[Instructions to follow]
Leave out the pictures and repeat every record exactly.

——

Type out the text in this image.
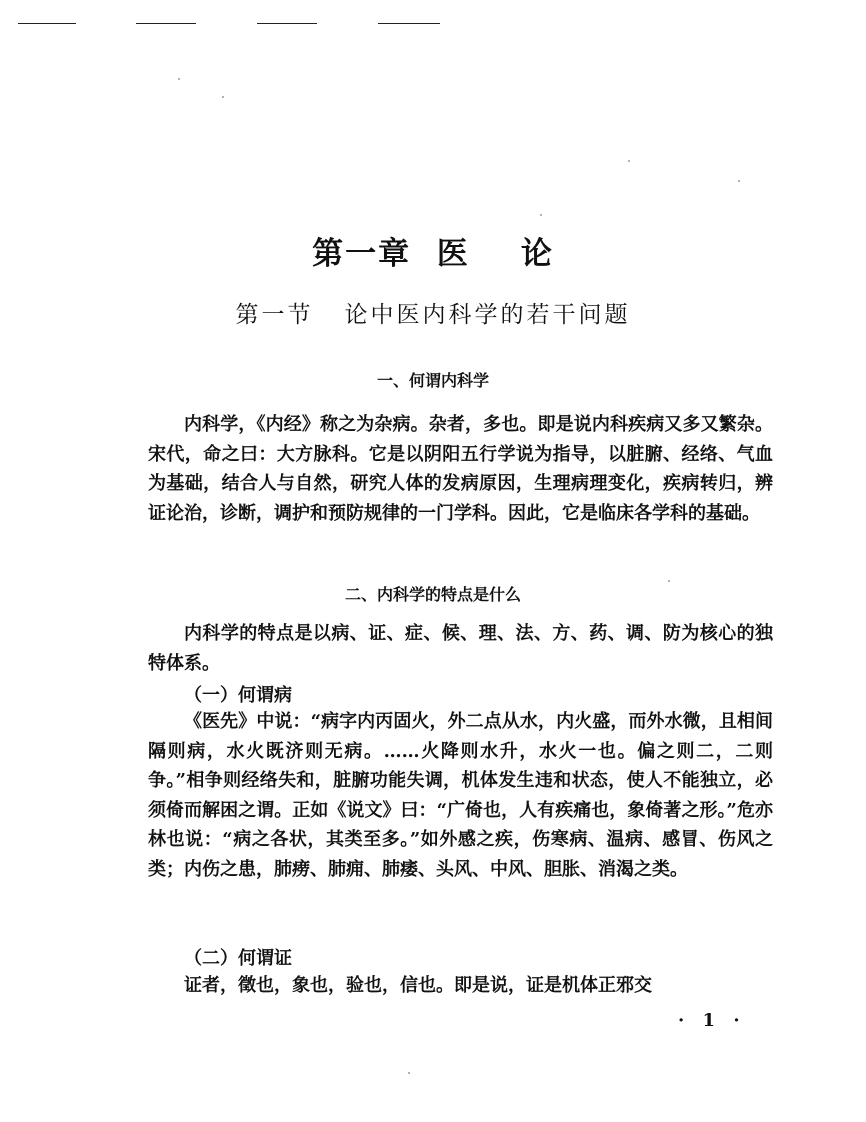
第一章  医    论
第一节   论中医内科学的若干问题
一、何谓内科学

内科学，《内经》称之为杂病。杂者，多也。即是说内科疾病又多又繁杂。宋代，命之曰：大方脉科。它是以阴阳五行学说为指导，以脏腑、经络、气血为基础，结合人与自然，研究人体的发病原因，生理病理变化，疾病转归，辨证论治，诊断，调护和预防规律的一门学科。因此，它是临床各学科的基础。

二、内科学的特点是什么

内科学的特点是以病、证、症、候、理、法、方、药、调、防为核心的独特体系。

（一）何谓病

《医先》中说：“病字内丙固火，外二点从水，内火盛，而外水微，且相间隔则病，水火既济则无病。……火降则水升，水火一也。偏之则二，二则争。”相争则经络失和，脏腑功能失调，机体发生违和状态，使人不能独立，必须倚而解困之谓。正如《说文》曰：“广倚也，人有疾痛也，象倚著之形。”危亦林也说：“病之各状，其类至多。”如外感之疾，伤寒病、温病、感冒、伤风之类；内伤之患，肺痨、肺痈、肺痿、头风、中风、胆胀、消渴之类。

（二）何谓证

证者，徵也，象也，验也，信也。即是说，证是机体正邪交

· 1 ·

——

[Exercise output]
Type out the text in this image.
第一章  医    论
第一节   论中医内科学的若干问题
一、何谓内科学

内科学，《内经》称之为杂病。杂者，多也。即是说内科疾病又多又繁杂。宋代，命之曰：大方脉科。它是以阴阳五行学说为指导，以脏腑、经络、气血为基础，结合人与自然，研究人体的发病原因，生理病理变化，疾病转归，辨证论治，诊断，调护和预防规律的一门学科。因此，它是临床各学科的基础。

二、内科学的特点是什么

内科学的特点是以病、证、症、候、理、法、方、药、调、防为核心的独特体系。

（一）何谓病

《医先》中说：“病字内丙固火，外二点从水，内火盛，而外水微，且相间隔则病，水火既济则无病。……火降则水升，水火一也。偏之则二，二则争。”相争则经络失和，脏腑功能失调，机体发生违和状态，使人不能独立，必须倚而解困之谓。正如《说文》曰：“广倚也，人有疾痛也，象倚著之形。”危亦林也说：“病之各状，其类至多。”如外感之疾，伤寒病、温病、感冒、伤风之类；内伤之患，肺痨、肺痈、肺痿、头风、中风、胆胀、消渴之类。

（二）何谓证

证者，徵也，象也，验也，信也。即是说，证是机体正邪交

· 1 ·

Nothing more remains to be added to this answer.